Collected data entries

- - - -

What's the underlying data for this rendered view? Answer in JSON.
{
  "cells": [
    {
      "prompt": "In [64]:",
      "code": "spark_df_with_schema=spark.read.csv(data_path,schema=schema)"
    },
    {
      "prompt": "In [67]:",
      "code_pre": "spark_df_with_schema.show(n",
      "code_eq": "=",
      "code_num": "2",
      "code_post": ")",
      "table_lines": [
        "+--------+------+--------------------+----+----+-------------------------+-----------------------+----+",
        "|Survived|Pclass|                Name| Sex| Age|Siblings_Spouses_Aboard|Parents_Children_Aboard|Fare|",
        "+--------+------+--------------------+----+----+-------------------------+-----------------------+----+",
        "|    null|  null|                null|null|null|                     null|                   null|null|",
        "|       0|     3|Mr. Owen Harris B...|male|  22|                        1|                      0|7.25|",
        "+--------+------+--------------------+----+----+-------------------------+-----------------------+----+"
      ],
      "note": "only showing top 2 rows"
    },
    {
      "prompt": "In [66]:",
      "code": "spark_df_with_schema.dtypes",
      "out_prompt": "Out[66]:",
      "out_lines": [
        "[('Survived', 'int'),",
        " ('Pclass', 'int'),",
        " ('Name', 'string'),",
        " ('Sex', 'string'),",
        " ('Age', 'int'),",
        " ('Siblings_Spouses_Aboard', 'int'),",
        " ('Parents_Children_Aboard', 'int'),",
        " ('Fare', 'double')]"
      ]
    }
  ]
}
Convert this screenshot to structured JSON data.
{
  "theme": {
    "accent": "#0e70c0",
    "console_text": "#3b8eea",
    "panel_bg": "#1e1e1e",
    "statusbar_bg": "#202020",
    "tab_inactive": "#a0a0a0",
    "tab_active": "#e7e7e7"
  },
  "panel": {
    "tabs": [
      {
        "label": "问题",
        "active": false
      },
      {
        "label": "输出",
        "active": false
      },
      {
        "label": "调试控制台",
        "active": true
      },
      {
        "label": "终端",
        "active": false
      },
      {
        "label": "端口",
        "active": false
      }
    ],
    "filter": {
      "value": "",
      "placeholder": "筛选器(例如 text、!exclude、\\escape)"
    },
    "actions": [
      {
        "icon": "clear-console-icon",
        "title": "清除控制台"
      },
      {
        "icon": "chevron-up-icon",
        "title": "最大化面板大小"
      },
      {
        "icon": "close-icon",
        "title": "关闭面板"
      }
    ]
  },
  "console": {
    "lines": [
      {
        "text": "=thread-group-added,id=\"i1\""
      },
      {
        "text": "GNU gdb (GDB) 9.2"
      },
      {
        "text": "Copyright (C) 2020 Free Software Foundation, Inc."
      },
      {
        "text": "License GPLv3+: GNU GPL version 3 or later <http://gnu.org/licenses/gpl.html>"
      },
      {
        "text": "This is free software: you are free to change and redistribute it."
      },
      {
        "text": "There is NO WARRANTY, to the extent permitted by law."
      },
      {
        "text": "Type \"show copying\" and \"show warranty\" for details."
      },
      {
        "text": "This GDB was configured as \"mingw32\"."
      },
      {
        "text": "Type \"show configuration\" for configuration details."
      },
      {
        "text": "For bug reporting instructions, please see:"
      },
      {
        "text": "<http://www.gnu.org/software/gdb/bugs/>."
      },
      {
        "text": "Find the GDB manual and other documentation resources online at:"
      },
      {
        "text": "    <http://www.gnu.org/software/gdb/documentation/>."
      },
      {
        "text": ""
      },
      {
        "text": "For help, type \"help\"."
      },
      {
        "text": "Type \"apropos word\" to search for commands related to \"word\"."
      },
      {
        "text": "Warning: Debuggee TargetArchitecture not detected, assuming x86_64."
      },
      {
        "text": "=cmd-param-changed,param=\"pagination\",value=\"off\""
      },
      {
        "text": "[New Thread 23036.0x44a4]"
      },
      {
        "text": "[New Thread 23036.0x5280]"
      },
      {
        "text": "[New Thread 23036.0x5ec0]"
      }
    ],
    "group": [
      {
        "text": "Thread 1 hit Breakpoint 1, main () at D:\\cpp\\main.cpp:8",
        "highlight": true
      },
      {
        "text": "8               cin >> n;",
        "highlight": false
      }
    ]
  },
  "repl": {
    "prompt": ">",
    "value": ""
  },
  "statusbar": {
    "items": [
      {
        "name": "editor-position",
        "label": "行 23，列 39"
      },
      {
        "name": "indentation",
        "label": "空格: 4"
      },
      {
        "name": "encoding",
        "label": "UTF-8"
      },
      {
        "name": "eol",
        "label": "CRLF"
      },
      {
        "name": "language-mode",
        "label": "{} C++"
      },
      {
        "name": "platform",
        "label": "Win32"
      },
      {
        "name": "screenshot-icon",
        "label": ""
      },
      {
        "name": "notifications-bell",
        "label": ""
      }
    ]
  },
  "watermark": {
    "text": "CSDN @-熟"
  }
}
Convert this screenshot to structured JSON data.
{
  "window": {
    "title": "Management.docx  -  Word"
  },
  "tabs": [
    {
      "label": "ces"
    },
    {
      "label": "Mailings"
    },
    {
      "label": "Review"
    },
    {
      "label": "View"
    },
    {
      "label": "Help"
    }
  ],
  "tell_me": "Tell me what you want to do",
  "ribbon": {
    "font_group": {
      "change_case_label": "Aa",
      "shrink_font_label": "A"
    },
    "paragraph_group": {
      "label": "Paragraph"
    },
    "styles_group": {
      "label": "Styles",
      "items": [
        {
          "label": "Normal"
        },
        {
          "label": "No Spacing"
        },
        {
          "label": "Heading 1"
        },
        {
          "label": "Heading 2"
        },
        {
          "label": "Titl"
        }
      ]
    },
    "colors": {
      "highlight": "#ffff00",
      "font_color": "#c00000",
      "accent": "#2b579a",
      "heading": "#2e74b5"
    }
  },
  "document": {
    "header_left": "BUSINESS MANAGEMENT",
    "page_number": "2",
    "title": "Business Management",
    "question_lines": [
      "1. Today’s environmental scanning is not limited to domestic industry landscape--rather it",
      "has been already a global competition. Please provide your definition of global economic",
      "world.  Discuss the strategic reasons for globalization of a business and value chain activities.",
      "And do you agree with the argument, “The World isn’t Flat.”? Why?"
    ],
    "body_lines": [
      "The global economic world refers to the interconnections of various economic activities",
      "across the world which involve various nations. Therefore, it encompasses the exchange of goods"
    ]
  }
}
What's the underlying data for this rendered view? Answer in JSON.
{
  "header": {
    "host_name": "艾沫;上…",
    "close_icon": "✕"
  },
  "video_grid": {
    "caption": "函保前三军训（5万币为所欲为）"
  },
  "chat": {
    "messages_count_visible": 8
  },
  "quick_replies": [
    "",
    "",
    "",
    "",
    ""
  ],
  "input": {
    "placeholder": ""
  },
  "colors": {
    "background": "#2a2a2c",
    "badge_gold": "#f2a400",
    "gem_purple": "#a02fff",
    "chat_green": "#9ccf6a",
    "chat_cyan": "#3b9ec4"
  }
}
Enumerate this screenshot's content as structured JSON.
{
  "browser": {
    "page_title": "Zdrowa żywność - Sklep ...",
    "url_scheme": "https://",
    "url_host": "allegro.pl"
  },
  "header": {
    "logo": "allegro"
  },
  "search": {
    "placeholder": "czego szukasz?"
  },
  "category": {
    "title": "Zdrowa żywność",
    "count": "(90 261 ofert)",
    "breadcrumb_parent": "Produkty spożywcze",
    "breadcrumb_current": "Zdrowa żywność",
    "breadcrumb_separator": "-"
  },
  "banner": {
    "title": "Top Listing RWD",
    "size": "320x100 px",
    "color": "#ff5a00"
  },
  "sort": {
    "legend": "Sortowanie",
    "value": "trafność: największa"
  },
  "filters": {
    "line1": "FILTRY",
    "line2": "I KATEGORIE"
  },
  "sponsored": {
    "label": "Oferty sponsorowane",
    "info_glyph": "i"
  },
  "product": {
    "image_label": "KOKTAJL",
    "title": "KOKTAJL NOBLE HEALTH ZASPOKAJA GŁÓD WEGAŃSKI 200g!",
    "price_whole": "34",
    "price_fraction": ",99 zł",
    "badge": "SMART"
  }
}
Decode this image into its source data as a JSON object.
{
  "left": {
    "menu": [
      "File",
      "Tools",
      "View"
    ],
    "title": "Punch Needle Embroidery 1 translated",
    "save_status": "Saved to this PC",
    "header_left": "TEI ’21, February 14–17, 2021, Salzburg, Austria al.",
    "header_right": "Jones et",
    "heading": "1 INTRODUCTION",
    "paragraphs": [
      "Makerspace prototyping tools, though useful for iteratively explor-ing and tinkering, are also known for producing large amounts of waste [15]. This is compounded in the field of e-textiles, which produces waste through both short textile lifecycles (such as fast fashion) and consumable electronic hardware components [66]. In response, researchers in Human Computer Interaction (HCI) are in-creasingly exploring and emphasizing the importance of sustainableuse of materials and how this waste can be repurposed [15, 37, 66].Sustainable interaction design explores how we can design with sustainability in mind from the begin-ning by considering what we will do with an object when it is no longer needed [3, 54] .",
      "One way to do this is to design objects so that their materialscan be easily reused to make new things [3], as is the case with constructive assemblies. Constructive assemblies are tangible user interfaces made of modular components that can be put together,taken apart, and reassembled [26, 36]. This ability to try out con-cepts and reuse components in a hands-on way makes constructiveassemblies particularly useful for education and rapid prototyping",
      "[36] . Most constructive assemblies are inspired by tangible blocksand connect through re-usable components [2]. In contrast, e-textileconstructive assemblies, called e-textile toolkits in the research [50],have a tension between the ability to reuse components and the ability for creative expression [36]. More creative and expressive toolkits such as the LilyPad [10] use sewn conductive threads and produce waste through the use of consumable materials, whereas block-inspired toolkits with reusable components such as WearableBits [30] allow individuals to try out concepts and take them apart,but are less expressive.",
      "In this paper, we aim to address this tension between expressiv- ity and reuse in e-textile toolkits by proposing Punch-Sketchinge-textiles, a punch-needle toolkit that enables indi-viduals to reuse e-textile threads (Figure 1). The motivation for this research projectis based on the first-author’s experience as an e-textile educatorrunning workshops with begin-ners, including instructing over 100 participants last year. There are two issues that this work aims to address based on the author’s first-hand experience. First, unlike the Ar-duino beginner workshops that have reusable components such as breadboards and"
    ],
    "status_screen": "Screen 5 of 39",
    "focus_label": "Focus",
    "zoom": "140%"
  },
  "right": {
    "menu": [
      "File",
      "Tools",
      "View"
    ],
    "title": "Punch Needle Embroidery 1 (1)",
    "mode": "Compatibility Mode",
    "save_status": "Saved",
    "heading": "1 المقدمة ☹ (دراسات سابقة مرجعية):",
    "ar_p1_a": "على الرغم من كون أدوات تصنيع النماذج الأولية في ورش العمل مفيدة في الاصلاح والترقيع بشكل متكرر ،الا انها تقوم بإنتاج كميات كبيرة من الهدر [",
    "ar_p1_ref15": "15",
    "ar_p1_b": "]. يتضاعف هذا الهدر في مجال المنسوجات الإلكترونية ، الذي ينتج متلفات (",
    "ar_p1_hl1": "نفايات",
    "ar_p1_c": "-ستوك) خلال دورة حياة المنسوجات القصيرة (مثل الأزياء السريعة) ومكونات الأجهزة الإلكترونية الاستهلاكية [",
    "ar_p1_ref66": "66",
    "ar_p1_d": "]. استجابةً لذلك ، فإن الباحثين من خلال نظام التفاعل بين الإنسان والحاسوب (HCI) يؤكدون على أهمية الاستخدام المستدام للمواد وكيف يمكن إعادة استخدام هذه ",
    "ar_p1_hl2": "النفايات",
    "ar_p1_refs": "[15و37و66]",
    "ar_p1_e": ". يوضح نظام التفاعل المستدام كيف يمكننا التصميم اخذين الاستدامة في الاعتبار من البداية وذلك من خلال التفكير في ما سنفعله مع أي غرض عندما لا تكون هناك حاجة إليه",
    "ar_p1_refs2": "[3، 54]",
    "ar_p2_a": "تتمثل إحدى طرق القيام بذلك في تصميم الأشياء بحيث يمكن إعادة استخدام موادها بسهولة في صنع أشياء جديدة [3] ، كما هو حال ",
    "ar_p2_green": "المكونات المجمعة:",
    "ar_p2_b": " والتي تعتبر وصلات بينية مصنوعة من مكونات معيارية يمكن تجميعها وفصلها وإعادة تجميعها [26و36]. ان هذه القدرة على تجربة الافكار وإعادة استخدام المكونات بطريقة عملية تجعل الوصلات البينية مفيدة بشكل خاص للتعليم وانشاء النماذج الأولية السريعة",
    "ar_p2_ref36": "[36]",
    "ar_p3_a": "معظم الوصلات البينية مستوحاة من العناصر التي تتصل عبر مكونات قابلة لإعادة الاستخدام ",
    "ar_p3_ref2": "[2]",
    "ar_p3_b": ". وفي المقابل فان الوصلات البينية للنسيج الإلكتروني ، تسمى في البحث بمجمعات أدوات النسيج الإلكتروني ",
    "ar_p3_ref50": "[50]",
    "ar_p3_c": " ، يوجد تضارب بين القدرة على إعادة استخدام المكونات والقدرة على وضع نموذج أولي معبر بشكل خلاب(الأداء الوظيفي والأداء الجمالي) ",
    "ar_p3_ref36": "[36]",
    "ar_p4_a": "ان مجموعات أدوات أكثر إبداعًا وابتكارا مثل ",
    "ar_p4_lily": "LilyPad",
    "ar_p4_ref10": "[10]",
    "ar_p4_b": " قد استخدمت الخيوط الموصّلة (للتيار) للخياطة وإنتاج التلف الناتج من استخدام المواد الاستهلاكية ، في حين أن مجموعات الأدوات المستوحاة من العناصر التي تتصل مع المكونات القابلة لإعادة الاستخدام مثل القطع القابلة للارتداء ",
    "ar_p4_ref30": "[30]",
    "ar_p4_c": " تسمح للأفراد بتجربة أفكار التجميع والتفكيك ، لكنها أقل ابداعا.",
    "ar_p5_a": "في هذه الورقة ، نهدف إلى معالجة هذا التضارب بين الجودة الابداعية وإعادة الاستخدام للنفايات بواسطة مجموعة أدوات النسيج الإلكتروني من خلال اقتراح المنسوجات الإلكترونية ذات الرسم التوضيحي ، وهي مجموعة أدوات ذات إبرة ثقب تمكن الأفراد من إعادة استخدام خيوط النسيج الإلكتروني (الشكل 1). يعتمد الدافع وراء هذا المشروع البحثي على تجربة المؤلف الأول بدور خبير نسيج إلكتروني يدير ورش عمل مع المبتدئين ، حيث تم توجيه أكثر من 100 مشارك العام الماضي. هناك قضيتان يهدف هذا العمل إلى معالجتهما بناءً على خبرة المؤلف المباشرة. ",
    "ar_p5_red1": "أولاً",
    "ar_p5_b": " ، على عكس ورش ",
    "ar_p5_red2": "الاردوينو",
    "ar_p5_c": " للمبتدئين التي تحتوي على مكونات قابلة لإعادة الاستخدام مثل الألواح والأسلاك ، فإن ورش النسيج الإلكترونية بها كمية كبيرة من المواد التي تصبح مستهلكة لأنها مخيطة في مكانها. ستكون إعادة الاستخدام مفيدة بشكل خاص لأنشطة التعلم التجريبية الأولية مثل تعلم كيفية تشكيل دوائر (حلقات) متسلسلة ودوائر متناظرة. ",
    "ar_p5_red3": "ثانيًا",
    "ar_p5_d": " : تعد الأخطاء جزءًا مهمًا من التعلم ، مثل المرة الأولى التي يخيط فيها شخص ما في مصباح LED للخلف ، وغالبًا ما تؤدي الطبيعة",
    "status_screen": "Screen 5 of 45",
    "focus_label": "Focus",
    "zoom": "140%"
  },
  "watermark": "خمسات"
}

- - - -

■ Stated goal:
Look through the entries above and list every line containing "screenshot".

■ The result:
Convert this screenshot to structured JSON data.
        "name": "screenshot-icon",
Convert this screenshot to structured JSON data.
Enumerate this screenshot's content as structured JSON.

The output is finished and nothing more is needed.